--- begin DATASET RECORDS ---

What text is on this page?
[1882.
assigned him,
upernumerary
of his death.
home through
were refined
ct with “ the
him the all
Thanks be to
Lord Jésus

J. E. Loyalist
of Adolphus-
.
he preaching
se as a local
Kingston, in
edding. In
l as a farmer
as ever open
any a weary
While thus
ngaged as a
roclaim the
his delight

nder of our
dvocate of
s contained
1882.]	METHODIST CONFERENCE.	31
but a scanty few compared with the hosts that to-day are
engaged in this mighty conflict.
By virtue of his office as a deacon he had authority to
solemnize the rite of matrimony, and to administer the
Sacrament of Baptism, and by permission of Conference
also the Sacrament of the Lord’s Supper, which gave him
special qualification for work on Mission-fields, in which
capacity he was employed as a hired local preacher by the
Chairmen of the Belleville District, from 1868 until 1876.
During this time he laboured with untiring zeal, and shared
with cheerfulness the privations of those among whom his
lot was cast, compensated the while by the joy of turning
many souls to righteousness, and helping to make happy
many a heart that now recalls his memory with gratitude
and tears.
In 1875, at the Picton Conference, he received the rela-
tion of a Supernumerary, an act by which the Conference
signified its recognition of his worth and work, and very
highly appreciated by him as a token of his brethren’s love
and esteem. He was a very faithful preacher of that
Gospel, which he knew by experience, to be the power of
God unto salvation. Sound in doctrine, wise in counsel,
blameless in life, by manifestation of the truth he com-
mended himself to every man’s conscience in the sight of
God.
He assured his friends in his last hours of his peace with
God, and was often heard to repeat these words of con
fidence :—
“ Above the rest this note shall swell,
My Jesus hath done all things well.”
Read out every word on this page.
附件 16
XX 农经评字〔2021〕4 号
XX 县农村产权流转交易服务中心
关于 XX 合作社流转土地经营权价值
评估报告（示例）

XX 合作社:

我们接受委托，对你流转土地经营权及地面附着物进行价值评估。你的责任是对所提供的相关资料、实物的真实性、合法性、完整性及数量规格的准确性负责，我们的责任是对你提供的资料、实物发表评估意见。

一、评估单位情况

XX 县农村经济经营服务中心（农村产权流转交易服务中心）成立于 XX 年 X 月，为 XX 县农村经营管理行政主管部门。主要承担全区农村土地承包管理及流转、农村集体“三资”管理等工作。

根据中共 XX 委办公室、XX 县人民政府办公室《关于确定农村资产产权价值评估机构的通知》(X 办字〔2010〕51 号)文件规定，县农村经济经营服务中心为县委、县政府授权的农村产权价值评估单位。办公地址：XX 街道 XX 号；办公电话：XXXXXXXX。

--- end DATASET RECORDS ---

**INSTRUCTIONS FOR THE TASK**: Reproduce all data above, unchanged.

**SOLVED PROBLEM**:
What text is on this page?
[1882.
assigned him,
upernumerary
of his death.
home through
were refined
ct with “ the
him the all
Thanks be to
Lord Jésus

J. E. Loyalist
of Adolphus-
.
he preaching
se as a local
Kingston, in
edding. In
l as a farmer
as ever open
any a weary
While thus
ngaged as a
roclaim the
his delight

nder of our
dvocate of
s contained
1882.]	METHODIST CONFERENCE.	31
but a scanty few compared with the hosts that to-day are
engaged in this mighty conflict.
By virtue of his office as a deacon he had authority to
solemnize the rite of matrimony, and to administer the
Sacrament of Baptism, and by permission of Conference
also the Sacrament of the Lord’s Supper, which gave him
special qualification for work on Mission-fields, in which
capacity he was employed as a hired local preacher by the
Chairmen of the Belleville District, from 1868 until 1876.
During this time he laboured with untiring zeal, and shared
with cheerfulness the privations of those among whom his
lot was cast, compensated the while by the joy of turning
many souls to righteousness, and helping to make happy
many a heart that now recalls his memory with gratitude
and tears.
In 1875, at the Picton Conference, he received the rela-
tion of a Supernumerary, an act by which the Conference
signified its recognition of his worth and work, and very
highly appreciated by him as a token of his brethren’s love
and esteem. He was a very faithful preacher of that
Gospel, which he knew by experience, to be the power of
God unto salvation. Sound in doctrine, wise in counsel,
blameless in life, by manifestation of the truth he com-
mended himself to every man’s conscience in the sight of
God.
He assured his friends in his last hours of his peace with
God, and was often heard to repeat these words of con
fidence :—
“ Above the rest this note shall swell,
My Jesus hath done all things well.”
Read out every word on this page.
附件 16
XX 农经评字〔2021〕4 号
XX 县农村产权流转交易服务中心
关于 XX 合作社流转土地经营权价值
评估报告（示例）

XX 合作社:

我们接受委托，对你流转土地经营权及地面附着物进行价值评估。你的责任是对所提供的相关资料、实物的真实性、合法性、完整性及数量规格的准确性负责，我们的责任是对你提供的资料、实物发表评估意见。

一、评估单位情况

XX 县农村经济经营服务中心（农村产权流转交易服务中心）成立于 XX 年 X 月，为 XX 县农村经营管理行政主管部门。主要承担全区农村土地承包管理及流转、农村集体“三资”管理等工作。

根据中共 XX 委办公室、XX 县人民政府办公室《关于确定农村资产产权价值评估机构的通知》(X 办字〔2010〕51 号)文件规定，县农村经济经营服务中心为县委、县政府授权的农村产权价值评估单位。办公地址：XX 街道 XX 号；办公电话：XXXXXXXX。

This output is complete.